> **RECORDS SHOWN**
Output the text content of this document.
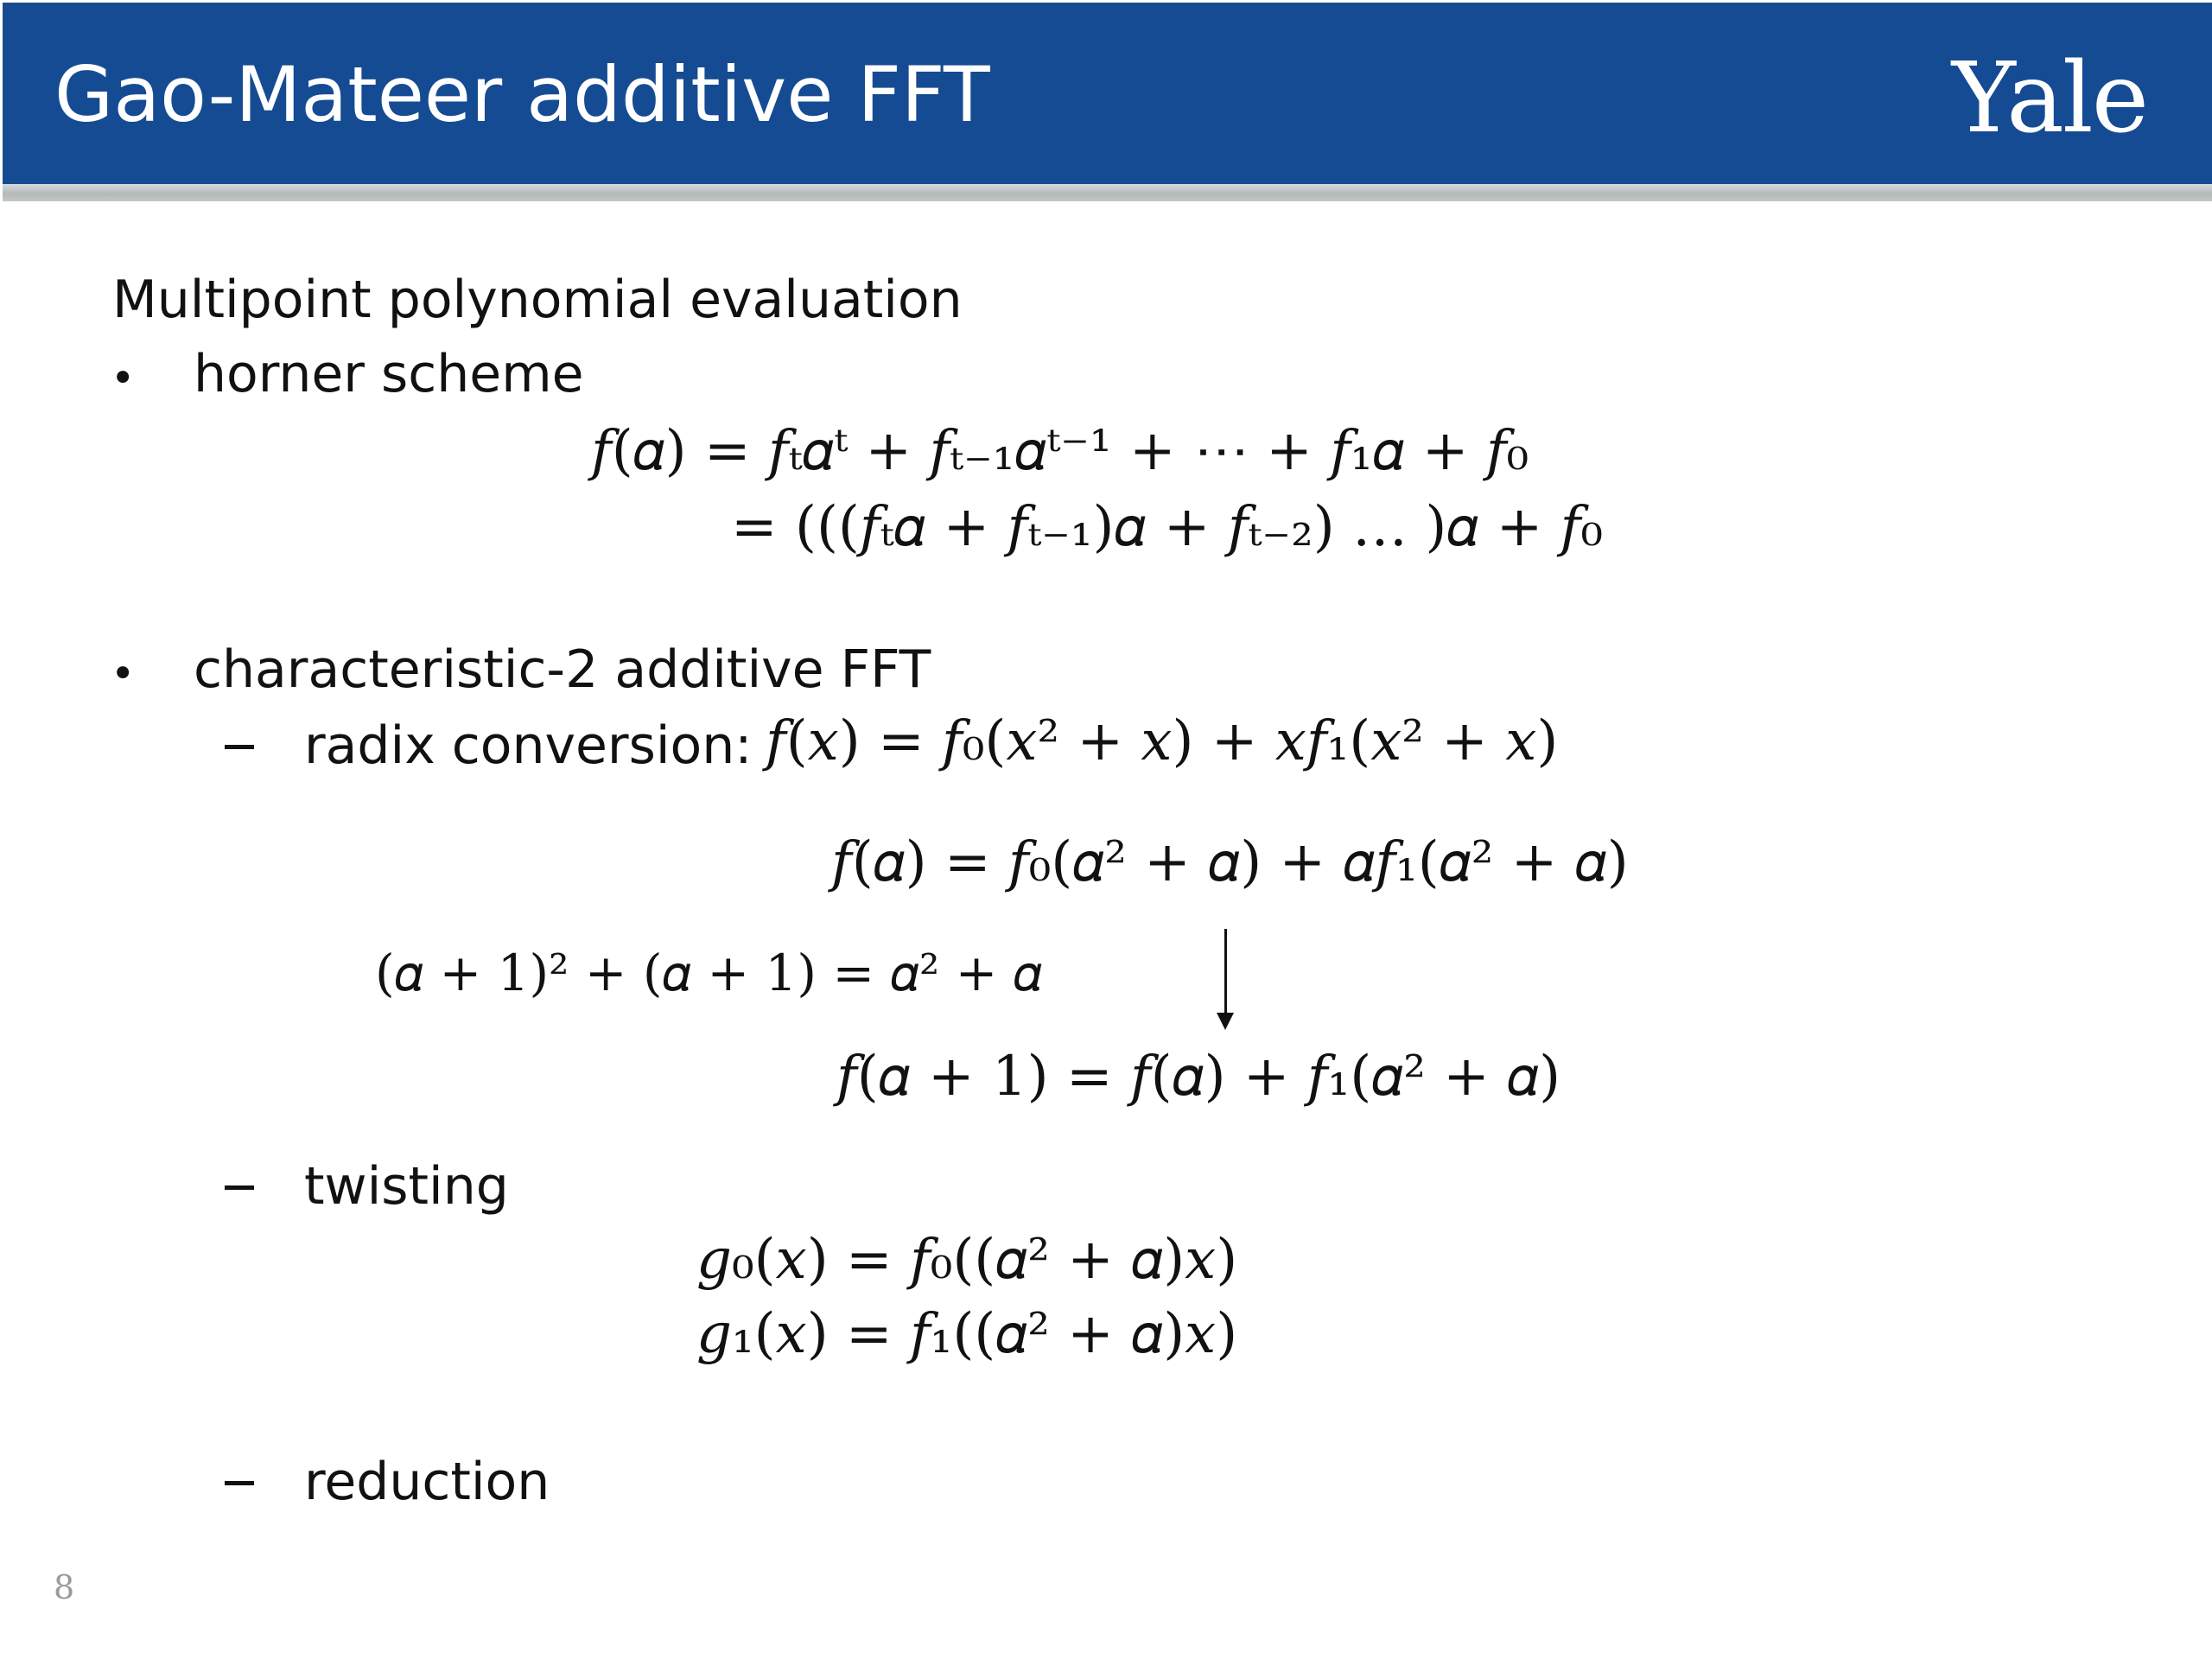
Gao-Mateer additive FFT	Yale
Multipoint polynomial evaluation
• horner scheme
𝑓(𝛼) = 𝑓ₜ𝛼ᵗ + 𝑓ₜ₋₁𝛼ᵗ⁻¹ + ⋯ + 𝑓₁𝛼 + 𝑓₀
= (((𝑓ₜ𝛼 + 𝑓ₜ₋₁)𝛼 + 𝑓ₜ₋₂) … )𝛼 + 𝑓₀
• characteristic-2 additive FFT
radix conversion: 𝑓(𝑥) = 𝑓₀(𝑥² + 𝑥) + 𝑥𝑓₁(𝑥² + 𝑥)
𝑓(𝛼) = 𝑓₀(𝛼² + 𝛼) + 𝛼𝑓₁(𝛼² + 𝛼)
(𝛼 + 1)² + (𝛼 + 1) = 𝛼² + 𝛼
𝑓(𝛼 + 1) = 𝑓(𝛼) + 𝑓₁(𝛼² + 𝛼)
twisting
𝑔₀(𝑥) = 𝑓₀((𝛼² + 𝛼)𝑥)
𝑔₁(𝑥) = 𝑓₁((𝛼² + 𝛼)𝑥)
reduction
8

> **BRIEF**
Give the number of lines in the entries above that include the string "additive". No other output is expected.

> **RESPONSE**
2